◆ AIM OF THE TASK: Reproduce every entry below precisely; do not include the pictures.

◆ DATA FOR THIS TASK:
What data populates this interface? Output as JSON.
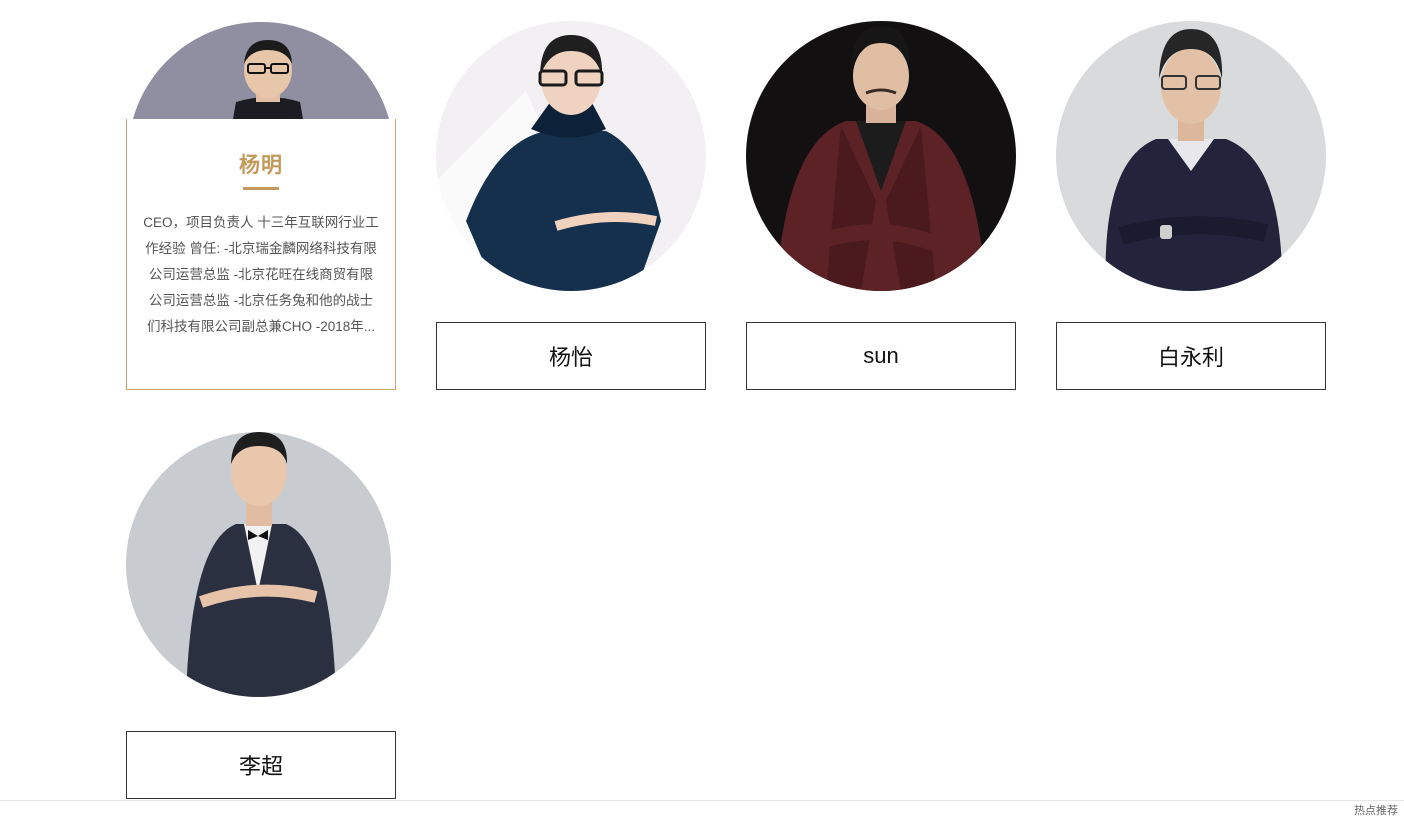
{
  "members": [
    {
      "name": "杨明",
      "bio": "CEO，项目负责人 十三年互联网行业工作经验 曾任: -北京瑞金麟网络科技有限公司运营总监 -北京花旺在线商贸有限公司运营总监 -北京任务兔和他的战士们科技有限公司副总兼CHO -2018年..."
    },
    {
      "name": "杨怡"
    },
    {
      "name": "sun"
    },
    {
      "name": "白永利"
    },
    {
      "name": "李超"
    }
  ],
  "footer": {
    "link_text": "热点推荐"
  },
  "colors": {
    "accent": "#c4995a",
    "detail_border": "#c8a46a",
    "name_border": "#333333"
  }
}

◆ SOLUTION FOR THIS TASK:
What data populates this interface? Output as JSON.
{
  "members": [
    {
      "name": "杨明",
      "bio": "CEO，项目负责人 十三年互联网行业工作经验 曾任: -北京瑞金麟网络科技有限公司运营总监 -北京花旺在线商贸有限公司运营总监 -北京任务兔和他的战士们科技有限公司副总兼CHO -2018年..."
    },
    {
      "name": "杨怡"
    },
    {
      "name": "sun"
    },
    {
      "name": "白永利"
    },
    {
      "name": "李超"
    }
  ],
  "footer": {
    "link_text": "热点推荐"
  },
  "colors": {
    "accent": "#c4995a",
    "detail_border": "#c8a46a",
    "name_border": "#333333"
  }
}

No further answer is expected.